■ Supplied records

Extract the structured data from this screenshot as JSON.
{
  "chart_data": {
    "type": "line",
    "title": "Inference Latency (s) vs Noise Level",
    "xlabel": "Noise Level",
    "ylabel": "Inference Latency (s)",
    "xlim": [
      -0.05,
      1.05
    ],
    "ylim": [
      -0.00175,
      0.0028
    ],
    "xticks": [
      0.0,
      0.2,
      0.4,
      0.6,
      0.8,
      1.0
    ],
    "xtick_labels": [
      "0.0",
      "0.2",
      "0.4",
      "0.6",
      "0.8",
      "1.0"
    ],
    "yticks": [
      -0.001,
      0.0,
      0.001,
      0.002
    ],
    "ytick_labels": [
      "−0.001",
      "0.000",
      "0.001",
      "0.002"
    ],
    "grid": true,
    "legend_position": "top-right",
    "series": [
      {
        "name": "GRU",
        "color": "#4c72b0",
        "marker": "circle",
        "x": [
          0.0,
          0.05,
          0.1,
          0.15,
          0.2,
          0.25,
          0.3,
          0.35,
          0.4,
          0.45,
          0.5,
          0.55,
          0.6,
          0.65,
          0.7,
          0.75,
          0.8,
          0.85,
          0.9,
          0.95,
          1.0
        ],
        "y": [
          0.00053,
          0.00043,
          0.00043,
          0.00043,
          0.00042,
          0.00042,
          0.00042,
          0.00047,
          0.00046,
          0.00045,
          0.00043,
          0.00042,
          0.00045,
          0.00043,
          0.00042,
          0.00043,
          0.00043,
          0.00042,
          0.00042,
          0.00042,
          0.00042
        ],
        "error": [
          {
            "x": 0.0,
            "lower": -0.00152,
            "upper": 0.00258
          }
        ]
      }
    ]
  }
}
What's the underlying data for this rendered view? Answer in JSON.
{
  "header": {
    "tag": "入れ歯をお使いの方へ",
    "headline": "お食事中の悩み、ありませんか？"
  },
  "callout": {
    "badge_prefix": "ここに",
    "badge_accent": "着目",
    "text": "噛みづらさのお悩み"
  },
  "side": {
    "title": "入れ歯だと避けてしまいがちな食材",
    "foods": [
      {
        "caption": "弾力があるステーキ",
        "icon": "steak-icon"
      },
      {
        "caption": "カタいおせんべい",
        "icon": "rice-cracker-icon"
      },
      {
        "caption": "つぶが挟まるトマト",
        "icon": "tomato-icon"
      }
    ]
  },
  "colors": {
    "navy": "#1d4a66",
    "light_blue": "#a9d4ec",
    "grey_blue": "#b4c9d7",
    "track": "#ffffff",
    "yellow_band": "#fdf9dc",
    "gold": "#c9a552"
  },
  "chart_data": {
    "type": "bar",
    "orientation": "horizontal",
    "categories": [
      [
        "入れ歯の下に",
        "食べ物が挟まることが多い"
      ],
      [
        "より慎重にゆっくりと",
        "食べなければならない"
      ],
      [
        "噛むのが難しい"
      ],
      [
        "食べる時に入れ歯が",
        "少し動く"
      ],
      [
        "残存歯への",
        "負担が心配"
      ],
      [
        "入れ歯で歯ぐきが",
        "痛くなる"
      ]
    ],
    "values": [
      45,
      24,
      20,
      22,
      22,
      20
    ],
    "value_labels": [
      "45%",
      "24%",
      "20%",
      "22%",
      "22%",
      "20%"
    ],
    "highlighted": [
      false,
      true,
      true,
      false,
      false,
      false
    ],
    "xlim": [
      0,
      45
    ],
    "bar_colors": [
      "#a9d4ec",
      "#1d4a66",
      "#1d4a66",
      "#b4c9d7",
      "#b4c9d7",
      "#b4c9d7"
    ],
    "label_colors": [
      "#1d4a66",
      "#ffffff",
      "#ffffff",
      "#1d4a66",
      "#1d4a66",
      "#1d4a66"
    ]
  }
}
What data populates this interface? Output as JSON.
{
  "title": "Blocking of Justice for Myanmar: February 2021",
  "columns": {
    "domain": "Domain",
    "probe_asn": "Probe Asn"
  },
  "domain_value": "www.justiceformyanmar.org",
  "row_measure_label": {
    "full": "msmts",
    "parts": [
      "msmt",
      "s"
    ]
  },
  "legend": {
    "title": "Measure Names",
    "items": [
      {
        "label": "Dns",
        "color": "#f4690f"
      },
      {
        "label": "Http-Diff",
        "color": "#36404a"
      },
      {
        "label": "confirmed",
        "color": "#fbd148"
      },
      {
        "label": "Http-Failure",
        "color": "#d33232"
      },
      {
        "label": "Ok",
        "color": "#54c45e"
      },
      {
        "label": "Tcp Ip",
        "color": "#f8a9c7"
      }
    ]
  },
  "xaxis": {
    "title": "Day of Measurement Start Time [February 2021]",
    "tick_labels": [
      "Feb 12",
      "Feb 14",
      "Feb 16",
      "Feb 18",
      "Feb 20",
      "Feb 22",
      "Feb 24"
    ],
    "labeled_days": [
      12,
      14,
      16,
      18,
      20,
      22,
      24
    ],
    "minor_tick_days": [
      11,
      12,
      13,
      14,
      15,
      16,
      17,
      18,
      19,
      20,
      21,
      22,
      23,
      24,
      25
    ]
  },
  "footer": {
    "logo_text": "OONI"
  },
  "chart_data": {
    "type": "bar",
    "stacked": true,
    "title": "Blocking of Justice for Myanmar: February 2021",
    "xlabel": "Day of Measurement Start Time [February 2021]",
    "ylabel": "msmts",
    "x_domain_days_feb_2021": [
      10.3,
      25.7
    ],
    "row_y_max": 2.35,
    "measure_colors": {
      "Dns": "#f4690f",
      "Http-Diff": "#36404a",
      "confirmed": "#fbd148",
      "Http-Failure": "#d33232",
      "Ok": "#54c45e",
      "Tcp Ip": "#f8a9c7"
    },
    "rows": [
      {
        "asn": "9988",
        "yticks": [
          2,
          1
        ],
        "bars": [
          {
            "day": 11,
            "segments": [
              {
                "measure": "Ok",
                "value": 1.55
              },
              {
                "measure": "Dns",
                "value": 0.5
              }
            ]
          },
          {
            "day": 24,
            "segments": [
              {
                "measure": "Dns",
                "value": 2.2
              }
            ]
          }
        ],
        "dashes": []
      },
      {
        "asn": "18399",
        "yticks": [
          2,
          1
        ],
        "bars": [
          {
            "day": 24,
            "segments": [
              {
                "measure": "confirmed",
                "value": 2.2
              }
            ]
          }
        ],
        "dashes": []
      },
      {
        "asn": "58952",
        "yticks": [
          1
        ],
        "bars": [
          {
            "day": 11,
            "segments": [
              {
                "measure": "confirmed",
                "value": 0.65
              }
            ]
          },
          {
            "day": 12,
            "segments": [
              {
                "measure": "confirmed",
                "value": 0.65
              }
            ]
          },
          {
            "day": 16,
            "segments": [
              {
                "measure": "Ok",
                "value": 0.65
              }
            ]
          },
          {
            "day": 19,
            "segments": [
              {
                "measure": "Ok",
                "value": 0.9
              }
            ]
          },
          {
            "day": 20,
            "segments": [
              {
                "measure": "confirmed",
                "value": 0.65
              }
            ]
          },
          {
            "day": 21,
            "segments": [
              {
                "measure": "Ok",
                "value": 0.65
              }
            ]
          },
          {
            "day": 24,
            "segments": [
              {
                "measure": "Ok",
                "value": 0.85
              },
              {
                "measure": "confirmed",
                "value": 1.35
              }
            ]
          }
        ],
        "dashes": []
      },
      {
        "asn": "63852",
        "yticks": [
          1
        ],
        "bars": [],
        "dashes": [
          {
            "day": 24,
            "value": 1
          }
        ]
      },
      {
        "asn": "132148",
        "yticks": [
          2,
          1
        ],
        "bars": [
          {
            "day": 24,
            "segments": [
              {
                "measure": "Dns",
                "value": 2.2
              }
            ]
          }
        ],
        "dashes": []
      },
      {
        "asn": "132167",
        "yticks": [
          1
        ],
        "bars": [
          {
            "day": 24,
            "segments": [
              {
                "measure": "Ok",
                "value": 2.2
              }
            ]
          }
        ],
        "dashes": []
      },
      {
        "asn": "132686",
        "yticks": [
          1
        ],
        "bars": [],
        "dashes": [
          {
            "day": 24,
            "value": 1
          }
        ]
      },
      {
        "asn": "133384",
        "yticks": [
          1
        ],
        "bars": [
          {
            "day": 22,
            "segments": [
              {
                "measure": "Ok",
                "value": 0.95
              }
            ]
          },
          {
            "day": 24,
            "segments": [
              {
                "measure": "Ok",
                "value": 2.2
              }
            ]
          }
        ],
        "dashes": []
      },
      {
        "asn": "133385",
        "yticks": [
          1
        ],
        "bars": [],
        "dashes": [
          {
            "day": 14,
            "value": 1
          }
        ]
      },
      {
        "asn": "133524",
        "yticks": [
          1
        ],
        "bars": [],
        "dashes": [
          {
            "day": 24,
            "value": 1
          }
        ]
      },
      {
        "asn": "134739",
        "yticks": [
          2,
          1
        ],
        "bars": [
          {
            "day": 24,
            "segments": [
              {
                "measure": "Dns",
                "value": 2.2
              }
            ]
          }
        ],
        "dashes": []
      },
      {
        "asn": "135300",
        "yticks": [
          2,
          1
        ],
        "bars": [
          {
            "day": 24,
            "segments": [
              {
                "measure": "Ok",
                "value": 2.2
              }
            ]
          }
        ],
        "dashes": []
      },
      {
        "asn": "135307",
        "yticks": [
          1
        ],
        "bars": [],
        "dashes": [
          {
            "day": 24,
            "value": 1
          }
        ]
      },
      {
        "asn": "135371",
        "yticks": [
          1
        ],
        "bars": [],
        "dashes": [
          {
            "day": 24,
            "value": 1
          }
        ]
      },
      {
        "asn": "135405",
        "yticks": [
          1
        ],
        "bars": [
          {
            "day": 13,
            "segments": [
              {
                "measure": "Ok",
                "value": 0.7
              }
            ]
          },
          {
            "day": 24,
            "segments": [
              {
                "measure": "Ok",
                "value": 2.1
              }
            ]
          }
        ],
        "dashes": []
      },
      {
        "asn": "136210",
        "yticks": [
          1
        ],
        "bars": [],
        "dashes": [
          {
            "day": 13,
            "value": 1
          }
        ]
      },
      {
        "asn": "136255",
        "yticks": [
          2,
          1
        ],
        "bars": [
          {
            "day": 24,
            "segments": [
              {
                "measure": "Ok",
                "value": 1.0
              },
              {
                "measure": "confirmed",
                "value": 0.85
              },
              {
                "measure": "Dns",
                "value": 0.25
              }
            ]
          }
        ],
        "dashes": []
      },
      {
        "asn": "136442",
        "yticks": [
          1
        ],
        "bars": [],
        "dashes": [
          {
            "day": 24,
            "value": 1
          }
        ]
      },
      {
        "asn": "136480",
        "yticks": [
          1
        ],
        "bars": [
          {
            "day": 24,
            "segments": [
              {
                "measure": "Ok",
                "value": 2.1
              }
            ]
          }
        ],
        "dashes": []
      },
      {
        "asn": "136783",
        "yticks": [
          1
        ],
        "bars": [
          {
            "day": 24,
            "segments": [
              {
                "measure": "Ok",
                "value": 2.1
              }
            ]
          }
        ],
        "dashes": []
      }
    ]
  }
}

■ Written exercise
List each line of the entries that holds the string "Level".

■ The result
    "title": "Inference Latency (s) vs Noise Level",
    "xlabel": "Noise Level",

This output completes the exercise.